● **WRITTEN INSTRUCTION**:
Extract all lines in the data that contain the word "emulator".

Collected data
■ ■ ■ ■ ■

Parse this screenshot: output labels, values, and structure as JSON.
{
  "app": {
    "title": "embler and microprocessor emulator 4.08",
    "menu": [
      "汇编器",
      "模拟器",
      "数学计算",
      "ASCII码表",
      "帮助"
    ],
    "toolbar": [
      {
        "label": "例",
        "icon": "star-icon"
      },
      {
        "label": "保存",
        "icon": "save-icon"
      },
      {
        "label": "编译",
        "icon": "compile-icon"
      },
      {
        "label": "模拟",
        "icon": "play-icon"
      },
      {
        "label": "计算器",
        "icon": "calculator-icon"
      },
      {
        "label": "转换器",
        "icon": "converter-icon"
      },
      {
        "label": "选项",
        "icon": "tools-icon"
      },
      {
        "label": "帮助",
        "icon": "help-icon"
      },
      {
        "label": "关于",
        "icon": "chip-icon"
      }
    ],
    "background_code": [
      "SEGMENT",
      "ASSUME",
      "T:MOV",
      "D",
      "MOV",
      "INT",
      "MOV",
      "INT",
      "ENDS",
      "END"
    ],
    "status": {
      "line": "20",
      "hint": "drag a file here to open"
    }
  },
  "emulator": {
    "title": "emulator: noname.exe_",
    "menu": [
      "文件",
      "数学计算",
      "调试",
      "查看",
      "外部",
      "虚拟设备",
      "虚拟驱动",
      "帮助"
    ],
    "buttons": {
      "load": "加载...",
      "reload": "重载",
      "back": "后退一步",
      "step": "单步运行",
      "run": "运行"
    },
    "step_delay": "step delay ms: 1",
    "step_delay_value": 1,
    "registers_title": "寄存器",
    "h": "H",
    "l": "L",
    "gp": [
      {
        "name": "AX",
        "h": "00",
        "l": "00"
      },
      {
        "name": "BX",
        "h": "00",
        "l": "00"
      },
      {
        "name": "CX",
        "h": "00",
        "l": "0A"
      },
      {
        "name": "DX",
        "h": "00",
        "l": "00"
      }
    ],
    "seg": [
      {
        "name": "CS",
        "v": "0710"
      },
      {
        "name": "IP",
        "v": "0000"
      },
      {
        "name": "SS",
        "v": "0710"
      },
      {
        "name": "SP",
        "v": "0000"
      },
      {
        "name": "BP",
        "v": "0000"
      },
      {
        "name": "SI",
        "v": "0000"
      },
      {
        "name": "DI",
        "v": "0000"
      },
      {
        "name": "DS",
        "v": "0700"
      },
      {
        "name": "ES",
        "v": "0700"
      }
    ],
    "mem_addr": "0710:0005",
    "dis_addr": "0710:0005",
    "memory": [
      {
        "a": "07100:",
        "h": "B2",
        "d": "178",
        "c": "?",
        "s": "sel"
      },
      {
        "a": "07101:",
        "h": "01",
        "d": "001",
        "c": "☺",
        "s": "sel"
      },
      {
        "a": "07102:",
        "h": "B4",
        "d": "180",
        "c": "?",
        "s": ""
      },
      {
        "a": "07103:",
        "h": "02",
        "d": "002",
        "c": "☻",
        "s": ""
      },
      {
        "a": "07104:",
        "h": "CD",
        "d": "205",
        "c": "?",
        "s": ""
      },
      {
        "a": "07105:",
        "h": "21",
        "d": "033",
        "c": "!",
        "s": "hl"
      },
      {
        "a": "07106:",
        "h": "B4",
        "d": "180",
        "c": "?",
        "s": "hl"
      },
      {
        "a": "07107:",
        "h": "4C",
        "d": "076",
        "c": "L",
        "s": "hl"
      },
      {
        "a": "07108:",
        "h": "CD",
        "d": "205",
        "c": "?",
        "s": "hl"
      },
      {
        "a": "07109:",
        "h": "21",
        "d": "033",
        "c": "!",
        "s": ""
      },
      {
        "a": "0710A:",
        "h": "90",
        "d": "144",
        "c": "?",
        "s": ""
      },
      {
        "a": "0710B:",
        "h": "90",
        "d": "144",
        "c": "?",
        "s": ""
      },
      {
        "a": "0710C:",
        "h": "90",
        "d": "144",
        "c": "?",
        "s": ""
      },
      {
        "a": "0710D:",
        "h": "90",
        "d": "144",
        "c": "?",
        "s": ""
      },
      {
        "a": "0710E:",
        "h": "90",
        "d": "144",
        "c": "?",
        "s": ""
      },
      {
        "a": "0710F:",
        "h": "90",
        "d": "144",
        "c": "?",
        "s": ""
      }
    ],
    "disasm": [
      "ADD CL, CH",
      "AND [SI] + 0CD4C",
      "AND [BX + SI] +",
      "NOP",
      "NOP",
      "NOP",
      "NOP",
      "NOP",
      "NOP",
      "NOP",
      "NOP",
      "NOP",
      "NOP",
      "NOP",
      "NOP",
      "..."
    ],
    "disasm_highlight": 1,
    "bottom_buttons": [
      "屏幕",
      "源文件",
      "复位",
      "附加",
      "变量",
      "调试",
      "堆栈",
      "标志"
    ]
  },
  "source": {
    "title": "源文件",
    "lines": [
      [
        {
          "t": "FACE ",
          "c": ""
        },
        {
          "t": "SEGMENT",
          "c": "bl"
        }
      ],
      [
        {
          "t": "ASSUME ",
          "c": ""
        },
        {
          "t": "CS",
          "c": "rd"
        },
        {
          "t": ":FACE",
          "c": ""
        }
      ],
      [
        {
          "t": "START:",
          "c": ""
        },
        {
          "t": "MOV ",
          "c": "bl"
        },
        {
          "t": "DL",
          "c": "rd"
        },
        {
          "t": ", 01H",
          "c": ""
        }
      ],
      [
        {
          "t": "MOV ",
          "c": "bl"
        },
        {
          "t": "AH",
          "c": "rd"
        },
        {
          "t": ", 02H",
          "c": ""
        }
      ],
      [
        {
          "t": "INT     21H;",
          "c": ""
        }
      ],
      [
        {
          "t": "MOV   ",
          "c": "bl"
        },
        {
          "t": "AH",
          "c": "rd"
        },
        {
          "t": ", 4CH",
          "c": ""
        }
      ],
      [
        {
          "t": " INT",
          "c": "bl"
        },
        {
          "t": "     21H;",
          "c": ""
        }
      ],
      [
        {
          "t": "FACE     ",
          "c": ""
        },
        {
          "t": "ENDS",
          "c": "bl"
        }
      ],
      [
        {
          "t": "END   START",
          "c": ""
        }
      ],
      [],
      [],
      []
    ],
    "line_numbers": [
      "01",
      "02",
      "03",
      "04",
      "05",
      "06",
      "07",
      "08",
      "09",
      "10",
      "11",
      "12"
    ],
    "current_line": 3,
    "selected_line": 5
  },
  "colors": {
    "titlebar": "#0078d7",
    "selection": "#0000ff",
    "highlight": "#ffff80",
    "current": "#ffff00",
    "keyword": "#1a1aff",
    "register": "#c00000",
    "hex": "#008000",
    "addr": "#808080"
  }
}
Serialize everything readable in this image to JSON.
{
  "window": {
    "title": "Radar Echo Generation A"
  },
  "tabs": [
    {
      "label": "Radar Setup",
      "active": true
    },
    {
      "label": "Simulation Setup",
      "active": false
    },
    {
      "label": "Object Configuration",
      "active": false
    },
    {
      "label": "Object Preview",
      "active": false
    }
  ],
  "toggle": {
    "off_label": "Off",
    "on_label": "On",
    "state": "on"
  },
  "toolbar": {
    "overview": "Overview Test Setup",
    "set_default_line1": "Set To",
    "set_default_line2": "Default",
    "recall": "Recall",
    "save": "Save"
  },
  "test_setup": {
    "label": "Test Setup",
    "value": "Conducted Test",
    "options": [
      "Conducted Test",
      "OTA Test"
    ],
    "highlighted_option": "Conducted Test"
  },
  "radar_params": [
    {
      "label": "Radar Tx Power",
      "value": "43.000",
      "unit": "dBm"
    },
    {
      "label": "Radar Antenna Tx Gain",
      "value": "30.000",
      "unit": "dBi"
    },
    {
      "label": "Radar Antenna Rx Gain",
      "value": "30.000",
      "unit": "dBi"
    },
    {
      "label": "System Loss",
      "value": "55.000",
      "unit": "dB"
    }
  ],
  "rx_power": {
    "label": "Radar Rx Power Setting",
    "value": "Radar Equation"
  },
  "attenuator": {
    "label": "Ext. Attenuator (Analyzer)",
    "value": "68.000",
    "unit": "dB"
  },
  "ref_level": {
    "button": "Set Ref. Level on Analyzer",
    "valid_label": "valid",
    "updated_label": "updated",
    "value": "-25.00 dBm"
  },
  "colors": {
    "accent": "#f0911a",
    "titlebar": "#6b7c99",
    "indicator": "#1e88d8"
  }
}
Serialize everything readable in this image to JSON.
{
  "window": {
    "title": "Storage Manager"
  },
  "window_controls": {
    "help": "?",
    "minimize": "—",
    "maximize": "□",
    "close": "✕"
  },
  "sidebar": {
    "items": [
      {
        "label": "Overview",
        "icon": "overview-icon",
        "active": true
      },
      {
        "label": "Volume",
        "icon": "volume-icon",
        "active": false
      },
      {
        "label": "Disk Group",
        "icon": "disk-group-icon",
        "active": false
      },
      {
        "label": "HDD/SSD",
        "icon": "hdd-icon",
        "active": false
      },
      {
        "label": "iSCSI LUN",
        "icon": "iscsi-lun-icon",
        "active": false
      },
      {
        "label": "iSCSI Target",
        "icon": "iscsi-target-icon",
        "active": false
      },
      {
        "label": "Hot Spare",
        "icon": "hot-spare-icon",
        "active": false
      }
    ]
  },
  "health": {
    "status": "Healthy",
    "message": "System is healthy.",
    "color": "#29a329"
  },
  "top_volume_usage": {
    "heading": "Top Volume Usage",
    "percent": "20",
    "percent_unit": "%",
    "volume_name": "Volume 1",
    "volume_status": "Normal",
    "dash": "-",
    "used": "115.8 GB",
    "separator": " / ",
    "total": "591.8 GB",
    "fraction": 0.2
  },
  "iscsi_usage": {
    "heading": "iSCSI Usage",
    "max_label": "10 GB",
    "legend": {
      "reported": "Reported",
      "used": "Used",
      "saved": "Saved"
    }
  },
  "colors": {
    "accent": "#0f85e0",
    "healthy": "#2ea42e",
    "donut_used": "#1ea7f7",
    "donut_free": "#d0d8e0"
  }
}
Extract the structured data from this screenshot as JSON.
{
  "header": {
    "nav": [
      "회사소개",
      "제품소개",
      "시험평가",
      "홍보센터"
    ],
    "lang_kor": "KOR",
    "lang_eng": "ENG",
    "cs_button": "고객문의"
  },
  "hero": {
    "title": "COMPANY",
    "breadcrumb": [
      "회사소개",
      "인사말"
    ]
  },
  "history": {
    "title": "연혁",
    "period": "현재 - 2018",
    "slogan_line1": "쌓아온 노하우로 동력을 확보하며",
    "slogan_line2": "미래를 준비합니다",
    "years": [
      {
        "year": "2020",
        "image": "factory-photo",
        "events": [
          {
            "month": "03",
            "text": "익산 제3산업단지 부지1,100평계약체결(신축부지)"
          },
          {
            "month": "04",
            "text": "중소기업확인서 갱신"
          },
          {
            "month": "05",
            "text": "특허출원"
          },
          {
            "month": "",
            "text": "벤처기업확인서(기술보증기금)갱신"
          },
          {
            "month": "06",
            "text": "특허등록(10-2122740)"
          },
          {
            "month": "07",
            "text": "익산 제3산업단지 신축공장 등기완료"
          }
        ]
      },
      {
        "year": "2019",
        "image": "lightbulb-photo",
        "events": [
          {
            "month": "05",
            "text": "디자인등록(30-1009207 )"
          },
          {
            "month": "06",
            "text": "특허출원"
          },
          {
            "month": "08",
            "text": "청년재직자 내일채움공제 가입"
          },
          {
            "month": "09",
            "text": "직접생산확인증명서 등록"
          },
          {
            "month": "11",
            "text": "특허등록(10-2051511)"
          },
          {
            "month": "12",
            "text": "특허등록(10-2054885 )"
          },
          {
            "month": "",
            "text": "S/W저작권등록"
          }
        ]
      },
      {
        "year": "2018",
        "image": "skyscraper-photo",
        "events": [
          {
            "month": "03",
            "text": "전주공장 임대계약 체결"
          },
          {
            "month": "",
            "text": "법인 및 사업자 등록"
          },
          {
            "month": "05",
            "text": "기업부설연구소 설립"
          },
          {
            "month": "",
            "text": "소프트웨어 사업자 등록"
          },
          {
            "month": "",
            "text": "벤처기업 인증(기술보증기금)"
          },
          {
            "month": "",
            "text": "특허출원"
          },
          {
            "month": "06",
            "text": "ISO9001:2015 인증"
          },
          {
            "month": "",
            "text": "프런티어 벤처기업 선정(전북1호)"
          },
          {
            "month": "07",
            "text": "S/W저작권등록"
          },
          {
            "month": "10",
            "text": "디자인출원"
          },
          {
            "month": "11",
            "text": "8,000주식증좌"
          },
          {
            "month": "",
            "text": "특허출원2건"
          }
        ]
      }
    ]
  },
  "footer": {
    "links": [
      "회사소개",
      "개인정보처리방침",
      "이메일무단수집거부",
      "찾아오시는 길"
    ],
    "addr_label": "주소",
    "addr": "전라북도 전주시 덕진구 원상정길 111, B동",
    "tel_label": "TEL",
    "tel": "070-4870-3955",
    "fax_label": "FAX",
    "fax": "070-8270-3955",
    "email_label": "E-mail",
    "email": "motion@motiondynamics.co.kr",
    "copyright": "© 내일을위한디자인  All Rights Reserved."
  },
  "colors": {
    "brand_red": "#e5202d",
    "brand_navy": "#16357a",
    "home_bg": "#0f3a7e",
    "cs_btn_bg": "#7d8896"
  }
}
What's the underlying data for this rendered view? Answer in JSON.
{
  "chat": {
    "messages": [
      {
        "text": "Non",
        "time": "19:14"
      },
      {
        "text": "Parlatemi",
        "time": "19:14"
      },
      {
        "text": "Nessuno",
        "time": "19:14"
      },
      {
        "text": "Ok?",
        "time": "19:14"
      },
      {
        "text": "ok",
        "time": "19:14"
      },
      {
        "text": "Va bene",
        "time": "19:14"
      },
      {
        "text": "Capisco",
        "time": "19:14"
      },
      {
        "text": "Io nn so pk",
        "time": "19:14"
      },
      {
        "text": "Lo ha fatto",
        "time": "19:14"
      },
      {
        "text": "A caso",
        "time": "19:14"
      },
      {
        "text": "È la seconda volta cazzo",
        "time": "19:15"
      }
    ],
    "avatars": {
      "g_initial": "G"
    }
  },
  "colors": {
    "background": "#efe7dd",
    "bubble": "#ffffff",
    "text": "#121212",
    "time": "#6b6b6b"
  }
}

■ ■ ■ ■ ■

● **THE REPLY**:
    "title": "embler and microprocessor emulator 4.08",
  "emulator": {
    "title": "emulator: noname.exe_",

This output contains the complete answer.